[A run of records]
..........
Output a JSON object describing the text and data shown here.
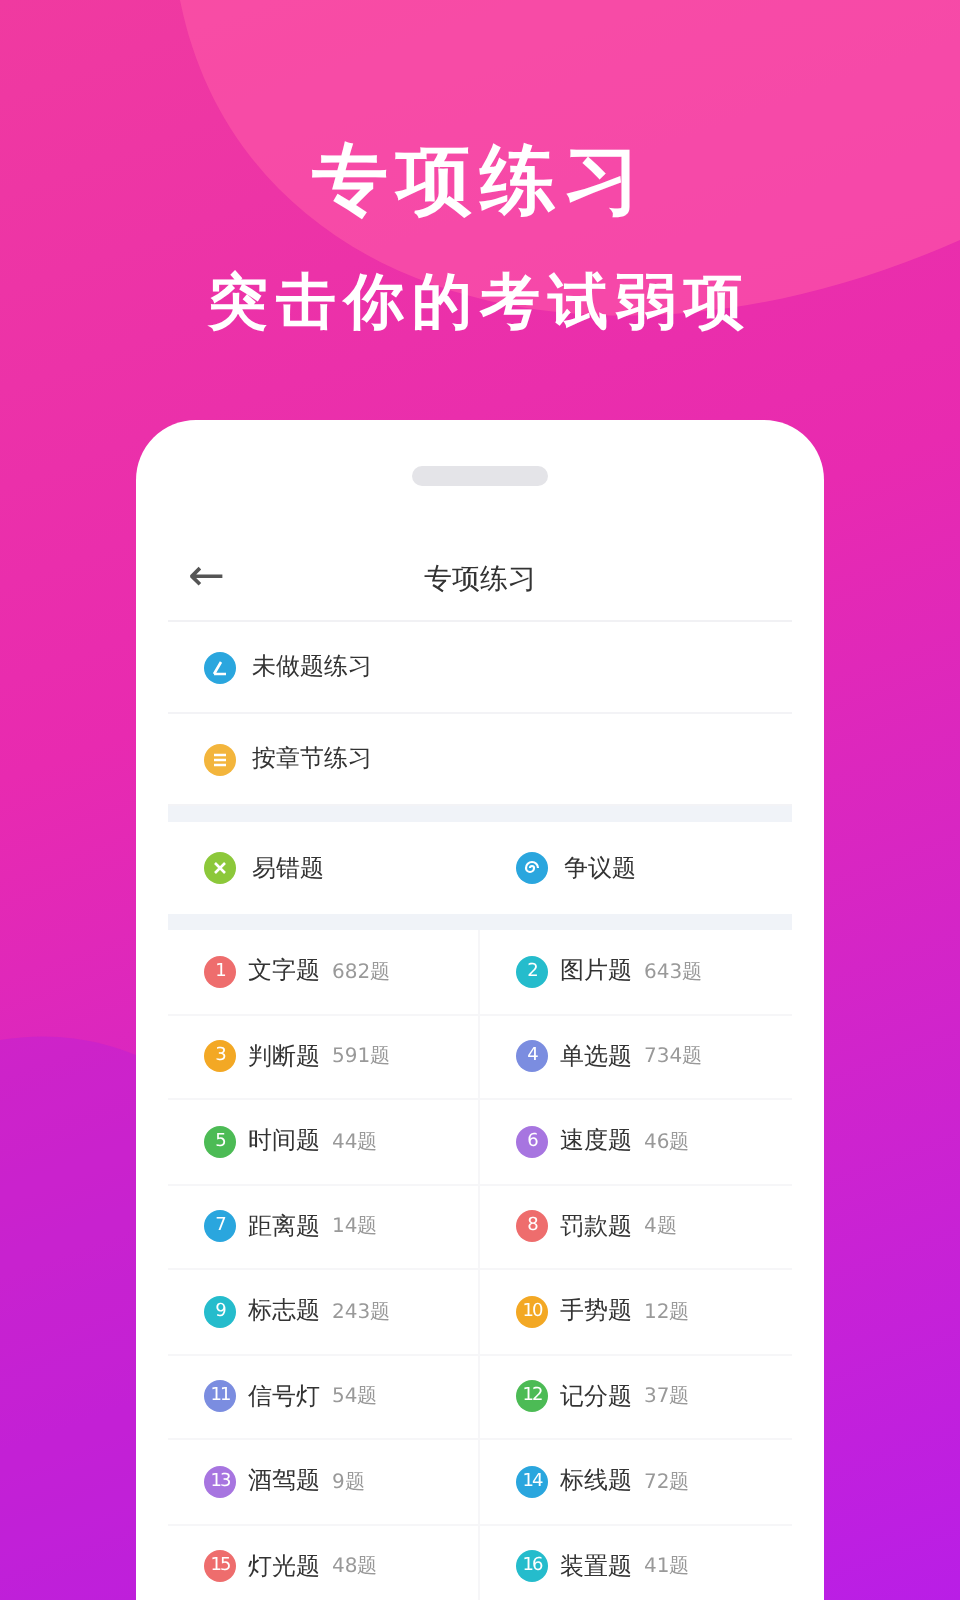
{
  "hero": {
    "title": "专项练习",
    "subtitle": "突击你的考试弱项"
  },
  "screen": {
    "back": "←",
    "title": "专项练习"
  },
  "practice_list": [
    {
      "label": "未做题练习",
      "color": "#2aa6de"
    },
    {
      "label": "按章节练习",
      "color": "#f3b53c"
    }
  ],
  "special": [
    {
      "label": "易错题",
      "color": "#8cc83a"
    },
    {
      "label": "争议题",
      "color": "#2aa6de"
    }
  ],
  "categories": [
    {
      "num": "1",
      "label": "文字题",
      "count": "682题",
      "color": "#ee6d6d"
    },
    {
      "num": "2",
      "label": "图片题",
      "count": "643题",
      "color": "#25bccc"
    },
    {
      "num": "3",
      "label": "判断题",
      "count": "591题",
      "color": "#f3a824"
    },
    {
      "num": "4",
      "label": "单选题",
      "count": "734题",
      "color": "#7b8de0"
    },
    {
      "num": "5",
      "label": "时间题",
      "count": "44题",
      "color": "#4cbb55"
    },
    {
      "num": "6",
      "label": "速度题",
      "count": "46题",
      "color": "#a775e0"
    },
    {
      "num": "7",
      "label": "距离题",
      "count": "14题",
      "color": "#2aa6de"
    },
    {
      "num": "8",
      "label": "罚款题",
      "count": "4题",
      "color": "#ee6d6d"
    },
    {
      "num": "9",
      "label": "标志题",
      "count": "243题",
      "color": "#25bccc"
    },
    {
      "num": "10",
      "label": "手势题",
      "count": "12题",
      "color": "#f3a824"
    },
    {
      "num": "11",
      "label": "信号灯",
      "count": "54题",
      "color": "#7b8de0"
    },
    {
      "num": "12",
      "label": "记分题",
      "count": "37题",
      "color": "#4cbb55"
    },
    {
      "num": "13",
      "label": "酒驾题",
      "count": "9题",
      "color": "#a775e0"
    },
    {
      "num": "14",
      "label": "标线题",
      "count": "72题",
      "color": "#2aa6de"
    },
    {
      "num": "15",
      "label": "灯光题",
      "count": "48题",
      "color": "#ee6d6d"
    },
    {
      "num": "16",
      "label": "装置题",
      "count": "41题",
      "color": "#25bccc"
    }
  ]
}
..........
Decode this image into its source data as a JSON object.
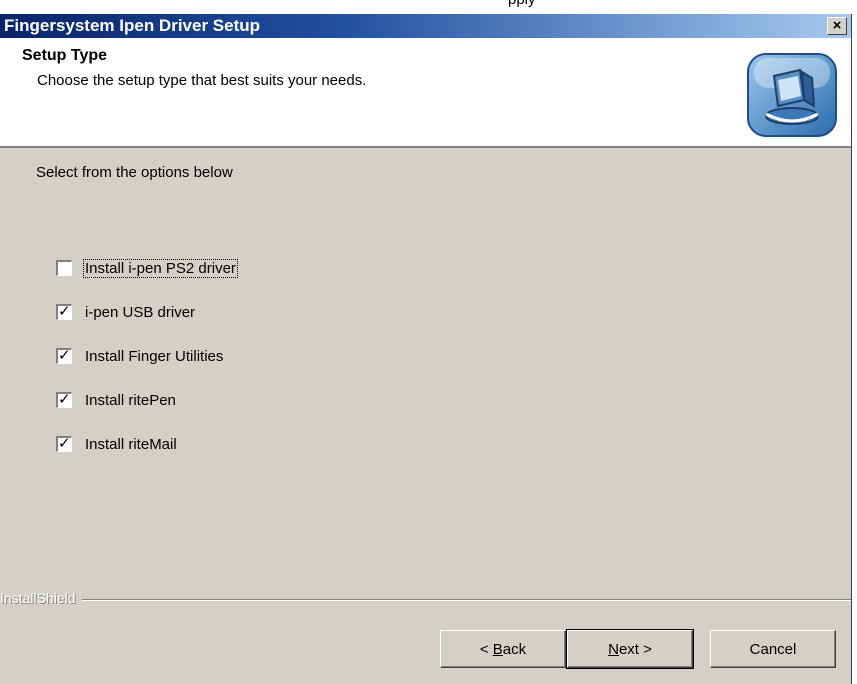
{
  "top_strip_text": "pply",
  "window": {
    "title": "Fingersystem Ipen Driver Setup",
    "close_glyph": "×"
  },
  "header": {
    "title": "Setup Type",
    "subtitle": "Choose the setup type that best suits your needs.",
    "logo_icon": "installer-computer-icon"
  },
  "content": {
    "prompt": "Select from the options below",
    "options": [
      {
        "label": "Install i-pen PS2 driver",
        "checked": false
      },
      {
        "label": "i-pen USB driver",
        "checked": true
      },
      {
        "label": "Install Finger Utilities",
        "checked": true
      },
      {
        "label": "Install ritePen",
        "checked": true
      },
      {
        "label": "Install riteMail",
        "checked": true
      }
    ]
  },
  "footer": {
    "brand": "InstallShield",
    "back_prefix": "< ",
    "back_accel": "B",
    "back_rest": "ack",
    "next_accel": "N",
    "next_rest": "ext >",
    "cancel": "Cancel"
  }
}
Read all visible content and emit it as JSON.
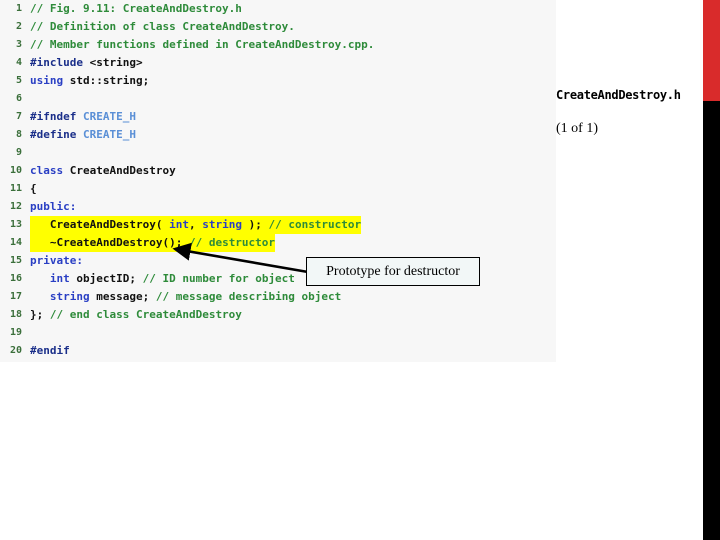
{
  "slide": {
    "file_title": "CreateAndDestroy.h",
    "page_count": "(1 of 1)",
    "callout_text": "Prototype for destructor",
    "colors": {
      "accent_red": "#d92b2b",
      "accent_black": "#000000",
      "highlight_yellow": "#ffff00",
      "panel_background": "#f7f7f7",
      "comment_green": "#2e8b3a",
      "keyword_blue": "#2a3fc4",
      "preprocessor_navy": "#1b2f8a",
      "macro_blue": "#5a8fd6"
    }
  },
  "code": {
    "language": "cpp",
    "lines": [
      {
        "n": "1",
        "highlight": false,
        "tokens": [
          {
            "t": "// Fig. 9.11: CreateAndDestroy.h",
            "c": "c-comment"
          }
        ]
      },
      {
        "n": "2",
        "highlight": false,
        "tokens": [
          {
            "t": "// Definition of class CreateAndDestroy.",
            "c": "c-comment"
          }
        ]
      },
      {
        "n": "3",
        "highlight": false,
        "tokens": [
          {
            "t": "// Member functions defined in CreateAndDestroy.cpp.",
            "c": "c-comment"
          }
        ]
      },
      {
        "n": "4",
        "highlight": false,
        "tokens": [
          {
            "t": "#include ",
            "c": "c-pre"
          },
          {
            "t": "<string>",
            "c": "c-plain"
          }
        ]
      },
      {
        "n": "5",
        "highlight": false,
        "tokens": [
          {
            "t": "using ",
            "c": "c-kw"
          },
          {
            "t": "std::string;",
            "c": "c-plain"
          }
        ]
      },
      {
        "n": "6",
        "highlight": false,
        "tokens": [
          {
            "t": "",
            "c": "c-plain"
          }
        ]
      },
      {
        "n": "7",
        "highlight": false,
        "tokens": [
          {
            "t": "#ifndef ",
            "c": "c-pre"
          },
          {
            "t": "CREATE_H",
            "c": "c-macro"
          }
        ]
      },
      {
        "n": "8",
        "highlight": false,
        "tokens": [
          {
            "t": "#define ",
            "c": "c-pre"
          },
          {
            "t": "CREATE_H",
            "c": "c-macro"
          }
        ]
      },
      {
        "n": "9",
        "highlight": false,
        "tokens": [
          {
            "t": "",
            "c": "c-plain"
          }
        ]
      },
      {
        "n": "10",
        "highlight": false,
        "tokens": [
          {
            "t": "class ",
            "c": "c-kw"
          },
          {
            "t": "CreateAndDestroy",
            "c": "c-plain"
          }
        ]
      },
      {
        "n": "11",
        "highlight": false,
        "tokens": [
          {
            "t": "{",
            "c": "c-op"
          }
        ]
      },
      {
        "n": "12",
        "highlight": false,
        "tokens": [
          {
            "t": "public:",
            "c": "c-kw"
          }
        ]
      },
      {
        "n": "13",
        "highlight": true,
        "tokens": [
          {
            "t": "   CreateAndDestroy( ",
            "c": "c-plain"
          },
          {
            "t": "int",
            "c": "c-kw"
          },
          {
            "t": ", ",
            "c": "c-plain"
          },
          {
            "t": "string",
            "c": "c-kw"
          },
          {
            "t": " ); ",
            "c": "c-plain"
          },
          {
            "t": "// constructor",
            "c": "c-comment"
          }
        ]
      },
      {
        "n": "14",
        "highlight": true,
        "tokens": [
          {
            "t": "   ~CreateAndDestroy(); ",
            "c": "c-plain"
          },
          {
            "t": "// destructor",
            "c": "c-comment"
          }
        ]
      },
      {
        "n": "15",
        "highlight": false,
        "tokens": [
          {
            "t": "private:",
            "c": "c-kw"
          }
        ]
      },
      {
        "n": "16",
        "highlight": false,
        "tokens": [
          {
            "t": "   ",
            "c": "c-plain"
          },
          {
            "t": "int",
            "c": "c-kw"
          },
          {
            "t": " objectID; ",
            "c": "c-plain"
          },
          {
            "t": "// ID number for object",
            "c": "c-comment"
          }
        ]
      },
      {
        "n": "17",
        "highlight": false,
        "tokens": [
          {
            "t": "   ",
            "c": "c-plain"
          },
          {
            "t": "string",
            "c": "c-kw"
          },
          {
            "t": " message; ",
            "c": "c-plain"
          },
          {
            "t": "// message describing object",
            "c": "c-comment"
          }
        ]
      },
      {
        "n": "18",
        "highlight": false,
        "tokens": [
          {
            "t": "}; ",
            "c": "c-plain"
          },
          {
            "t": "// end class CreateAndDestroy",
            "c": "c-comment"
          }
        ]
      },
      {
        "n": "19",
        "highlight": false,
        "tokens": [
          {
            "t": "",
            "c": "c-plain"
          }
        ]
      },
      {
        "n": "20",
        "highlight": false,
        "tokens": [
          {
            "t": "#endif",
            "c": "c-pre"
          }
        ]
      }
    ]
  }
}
..........
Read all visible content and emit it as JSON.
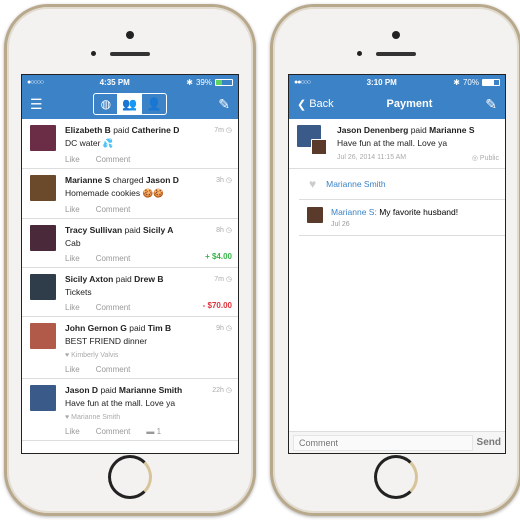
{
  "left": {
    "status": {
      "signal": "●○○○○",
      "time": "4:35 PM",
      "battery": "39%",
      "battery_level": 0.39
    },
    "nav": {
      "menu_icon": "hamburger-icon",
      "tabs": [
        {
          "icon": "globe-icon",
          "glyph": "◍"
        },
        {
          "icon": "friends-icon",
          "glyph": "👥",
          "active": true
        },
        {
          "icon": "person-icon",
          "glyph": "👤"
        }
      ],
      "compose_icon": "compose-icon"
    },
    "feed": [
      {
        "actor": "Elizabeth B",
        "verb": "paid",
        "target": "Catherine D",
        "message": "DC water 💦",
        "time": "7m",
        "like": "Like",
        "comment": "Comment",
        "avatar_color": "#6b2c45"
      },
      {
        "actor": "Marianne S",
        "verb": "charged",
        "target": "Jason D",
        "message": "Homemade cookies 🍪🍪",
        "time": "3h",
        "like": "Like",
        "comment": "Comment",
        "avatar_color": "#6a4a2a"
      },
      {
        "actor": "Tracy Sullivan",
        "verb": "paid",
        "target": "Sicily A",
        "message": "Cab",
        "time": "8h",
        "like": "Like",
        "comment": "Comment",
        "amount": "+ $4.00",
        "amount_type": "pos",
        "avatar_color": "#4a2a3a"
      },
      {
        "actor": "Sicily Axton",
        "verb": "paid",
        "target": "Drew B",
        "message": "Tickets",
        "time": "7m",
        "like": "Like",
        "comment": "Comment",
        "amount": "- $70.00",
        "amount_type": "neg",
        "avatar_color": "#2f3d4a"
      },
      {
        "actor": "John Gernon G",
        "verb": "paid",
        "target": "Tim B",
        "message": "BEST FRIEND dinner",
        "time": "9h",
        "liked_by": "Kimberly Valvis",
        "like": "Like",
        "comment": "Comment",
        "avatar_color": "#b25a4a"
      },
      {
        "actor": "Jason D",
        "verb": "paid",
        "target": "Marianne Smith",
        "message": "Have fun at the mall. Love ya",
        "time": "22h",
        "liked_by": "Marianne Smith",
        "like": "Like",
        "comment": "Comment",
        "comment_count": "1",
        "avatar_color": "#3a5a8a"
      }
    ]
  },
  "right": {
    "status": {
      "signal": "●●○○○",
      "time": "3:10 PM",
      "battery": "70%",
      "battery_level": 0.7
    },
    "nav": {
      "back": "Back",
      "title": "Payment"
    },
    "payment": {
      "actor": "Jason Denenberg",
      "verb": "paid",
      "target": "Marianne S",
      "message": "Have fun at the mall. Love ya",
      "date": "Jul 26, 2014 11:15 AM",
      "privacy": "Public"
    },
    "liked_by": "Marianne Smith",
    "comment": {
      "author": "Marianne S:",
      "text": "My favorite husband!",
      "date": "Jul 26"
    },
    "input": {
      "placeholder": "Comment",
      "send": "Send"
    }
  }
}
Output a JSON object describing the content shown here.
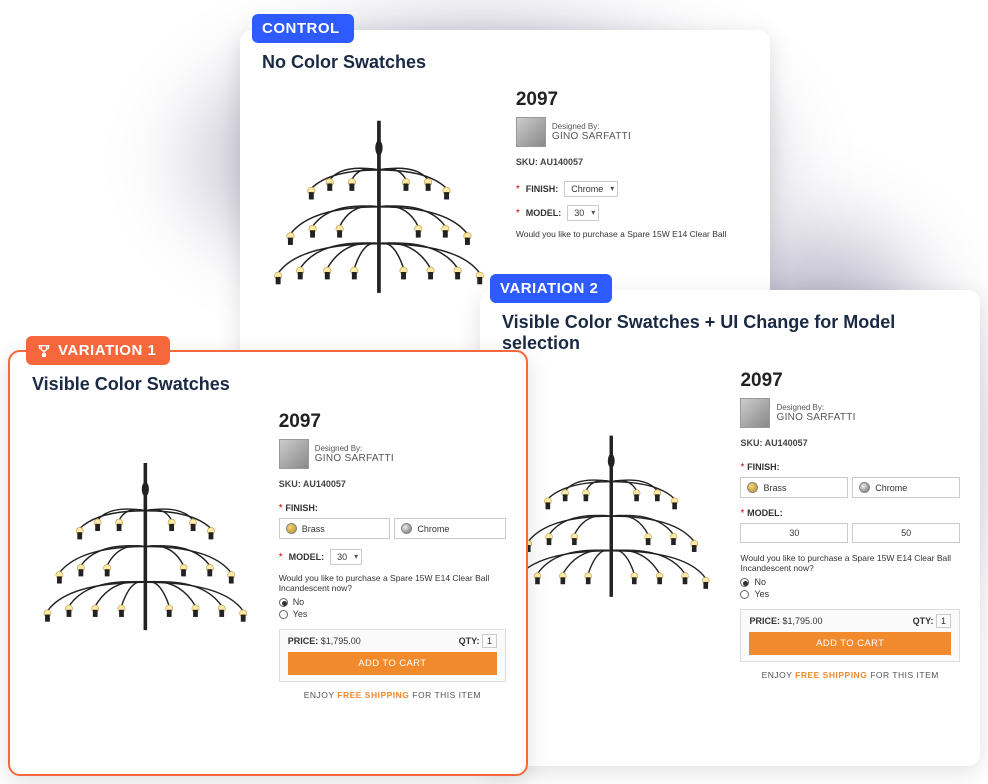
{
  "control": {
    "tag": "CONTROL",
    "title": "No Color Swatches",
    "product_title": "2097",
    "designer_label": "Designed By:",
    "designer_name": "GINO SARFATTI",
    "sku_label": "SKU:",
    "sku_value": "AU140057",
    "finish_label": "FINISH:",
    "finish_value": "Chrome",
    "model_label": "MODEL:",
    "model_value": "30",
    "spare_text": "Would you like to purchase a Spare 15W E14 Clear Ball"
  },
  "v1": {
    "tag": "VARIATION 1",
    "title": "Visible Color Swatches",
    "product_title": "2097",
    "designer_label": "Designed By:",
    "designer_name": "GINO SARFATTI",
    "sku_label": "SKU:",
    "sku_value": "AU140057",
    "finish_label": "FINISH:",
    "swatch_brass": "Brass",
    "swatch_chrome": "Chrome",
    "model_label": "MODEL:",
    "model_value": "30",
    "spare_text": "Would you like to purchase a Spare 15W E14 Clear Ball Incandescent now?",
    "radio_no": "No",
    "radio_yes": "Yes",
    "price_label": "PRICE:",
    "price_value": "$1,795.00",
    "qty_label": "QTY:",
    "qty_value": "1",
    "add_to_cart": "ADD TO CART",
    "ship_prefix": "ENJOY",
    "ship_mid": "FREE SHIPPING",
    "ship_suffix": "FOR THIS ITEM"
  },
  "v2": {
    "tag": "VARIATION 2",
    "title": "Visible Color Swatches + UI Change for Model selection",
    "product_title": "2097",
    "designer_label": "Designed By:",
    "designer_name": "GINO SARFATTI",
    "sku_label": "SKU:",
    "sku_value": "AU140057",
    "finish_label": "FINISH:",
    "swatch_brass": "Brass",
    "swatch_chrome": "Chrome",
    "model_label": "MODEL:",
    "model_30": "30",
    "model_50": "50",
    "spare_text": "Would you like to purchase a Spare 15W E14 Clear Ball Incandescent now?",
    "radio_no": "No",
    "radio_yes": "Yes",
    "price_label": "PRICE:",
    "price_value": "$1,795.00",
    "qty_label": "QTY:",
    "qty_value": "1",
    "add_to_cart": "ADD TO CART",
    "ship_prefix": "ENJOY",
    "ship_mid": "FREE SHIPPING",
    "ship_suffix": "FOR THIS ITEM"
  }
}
..........
WHAT TO DO.
Copy every line in the records above that contains the word "describing".

RESULT OF THE TASK.
Output a JSON object describing the text and data shown here.
            "t": "// message describing object",
Output a JSON object describing the content shown here.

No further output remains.